▶ **Passage shown**
* START *

Sunday, November 13, 2005


The Seasons

Last night I heard a bunch of music of different types.  Actually, I guess much of it was for piano.  Here are my comments.  Tonight, I will be listening to...something a little unexpected that I managed to get a hold of recently.  

A Room, for piano
This is the version of the work for piano, written in 1942.  There’s not too much to say about it:  It features a repeating rhythmic structure with only minimal ornamentations at various points.  There is a small degree of variation, and the repetitiveness makes them easier to detect.  It’s pretty ambient, and subtle shifts in tempo by the pianist are noticeable.  

Rozart Mix
I’m not sure just how authentic this recording is.  Rozart Mix is for 88 tape loops played simultaneously.  In theory, the loops will break and are replaced, and the piece ends when the audience leaves.  How this recording was made I am unsure, except there are clearly a series of repeating tape loops that are played at various loudness and speeds.  I recognize a pretty enormous variety of music, from classical to pop and jazz, mixed with voices of all sorts of languages.  Sometimes loops come in and vanish for awhile, only to return later.  The crying baby (or maybe it’s just a squeaking toy) reminds me of Revolution 9, since the Beatles were on my mind (see below).  Overall, it’s neat, and the overlapping multilingual voices are a lot of fun.  I swear I heard Ronald Reagan.

* END *

▶ **Written exercise 1**
Convert the records into a JSON list of strings, one string per line with blank lines omitted, starting with the first line of the records and going on through the line that contains "data-point — [294, 220, 311, 236]".

▶ **Stored records**
* START *

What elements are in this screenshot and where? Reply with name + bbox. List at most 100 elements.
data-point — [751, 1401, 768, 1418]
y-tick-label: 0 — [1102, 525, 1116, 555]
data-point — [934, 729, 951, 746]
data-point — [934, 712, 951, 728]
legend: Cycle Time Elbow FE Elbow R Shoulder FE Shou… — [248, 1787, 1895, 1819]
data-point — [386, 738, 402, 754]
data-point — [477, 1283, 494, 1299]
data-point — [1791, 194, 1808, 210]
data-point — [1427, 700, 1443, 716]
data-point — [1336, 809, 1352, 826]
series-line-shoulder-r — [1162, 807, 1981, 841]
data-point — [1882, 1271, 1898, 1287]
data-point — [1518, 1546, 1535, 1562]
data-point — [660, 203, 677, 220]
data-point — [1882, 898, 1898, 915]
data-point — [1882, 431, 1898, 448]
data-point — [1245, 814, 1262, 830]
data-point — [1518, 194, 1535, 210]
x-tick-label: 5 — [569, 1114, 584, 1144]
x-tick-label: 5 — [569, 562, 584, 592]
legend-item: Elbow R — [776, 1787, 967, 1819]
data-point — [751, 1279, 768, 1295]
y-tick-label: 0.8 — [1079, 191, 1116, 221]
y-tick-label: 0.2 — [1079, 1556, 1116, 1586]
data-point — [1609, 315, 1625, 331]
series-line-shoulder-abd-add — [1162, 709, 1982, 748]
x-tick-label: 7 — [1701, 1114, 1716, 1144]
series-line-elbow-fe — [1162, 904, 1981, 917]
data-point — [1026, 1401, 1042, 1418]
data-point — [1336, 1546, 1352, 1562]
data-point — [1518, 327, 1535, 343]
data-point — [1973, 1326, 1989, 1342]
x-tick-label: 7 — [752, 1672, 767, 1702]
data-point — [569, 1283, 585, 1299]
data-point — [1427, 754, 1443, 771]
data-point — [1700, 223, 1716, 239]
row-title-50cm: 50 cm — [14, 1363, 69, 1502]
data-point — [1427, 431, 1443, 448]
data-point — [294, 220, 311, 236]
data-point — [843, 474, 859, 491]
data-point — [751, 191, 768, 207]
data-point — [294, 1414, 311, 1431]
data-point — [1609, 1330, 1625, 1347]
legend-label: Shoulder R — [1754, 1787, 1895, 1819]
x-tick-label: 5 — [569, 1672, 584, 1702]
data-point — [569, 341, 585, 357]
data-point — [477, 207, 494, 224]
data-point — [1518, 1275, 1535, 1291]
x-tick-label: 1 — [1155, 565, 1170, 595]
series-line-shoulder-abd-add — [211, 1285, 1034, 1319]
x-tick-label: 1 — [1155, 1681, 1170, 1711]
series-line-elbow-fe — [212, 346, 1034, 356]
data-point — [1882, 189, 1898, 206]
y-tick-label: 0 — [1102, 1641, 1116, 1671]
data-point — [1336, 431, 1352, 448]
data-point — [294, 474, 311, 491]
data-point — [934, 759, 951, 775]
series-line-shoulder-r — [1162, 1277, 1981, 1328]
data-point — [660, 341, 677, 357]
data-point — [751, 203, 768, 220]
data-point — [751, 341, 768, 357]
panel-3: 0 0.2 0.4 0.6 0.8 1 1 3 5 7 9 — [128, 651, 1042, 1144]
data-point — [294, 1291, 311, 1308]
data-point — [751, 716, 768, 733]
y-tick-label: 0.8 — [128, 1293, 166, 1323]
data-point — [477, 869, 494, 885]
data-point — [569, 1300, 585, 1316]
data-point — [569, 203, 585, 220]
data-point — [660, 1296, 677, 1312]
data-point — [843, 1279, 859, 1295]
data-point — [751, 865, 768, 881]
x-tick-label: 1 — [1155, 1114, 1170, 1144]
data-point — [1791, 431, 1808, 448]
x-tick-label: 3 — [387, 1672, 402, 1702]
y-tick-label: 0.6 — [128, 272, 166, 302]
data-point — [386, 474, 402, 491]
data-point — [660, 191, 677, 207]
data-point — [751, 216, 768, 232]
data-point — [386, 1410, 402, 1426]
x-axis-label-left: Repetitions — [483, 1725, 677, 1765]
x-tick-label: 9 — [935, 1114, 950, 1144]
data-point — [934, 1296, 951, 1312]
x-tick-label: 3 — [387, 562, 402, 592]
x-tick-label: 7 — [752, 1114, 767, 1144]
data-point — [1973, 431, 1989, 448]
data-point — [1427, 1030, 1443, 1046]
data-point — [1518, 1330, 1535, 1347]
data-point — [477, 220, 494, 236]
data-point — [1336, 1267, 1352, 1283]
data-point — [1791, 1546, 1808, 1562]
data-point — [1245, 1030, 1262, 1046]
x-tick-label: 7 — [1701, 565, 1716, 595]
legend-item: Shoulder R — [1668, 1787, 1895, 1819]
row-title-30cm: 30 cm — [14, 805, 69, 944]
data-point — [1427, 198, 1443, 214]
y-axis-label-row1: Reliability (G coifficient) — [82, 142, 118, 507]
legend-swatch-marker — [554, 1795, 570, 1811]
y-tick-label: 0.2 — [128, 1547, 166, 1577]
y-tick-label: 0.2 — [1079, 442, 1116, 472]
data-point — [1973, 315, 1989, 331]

* END *

▶ **Written exercise 2**
Reproduce the passage of the listening notes starting with "A Room, for" and going on through "pianist are noticeable.", with "ambient" replaced by "meditative".

▶ **Correct response 1**
[
  "What elements are in this screenshot and where? Reply with name + bbox. List at most 100 elements.",
  "data-point — [751, 1401, 768, 1418]",
  "y-tick-label: 0 — [1102, 525, 1116, 555]",
  "data-point — [934, 729, 951, 746]",
  "data-point — [934, 712, 951, 728]",
  "legend: Cycle Time Elbow FE Elbow R Shoulder FE Shou… — [248, 1787, 1895, 1819]",
  "data-point — [386, 738, 402, 754]",
  "data-point — [477, 1283, 494, 1299]",
  "data-point — [1791, 194, 1808, 210]",
  "data-point — [1427, 700, 1443, 716]",
  "data-point — [1336, 809, 1352, 826]",
  "series-line-shoulder-r — [1162, 807, 1981, 841]",
  "data-point — [1882, 1271, 1898, 1287]",
  "data-point — [1518, 1546, 1535, 1562]",
  "data-point — [660, 203, 677, 220]",
  "data-point — [1882, 898, 1898, 915]",
  "data-point — [1882, 431, 1898, 448]",
  "data-point — [1245, 814, 1262, 830]",
  "data-point — [1518, 194, 1535, 210]",
  "x-tick-label: 5 — [569, 1114, 584, 1144]",
  "x-tick-label: 5 — [569, 562, 584, 592]",
  "legend-item: Elbow R — [776, 1787, 967, 1819]",
  "data-point — [751, 1279, 768, 1295]",
  "y-tick-label: 0.8 — [1079, 191, 1116, 221]",
  "y-tick-label: 0.2 — [1079, 1556, 1116, 1586]",
  "data-point — [1609, 315, 1625, 331]",
  "series-line-shoulder-abd-add — [1162, 709, 1982, 748]",
  "x-tick-label: 7 — [1701, 1114, 1716, 1144]",
  "series-line-elbow-fe — [1162, 904, 1981, 917]",
  "data-point — [1026, 1401, 1042, 1418]",
  "data-point — [1336, 1546, 1352, 1562]",
  "data-point — [1518, 327, 1535, 343]",
  "data-point — [1973, 1326, 1989, 1342]",
  "x-tick-label: 7 — [752, 1672, 767, 1702]",
  "data-point — [569, 1283, 585, 1299]",
  "data-point — [1427, 754, 1443, 771]",
  "data-point — [1700, 223, 1716, 239]",
  "row-title-50cm: 50 cm — [14, 1363, 69, 1502]",
  "data-point — [1427, 431, 1443, 448]",
  "data-point — [294, 220, 311, 236]"
]

▶ **Correct response 2**
A Room, for piano
This is the version of the work for piano, written in 1942.  There’s not too much to say about it:  It features a repeating rhythmic structure with only minimal ornamentations at various points.  There is a small degree of variation, and the repetitiveness makes them easier to detect.  It’s pretty meditative, and subtle shifts in tempo by the pianist are noticeable.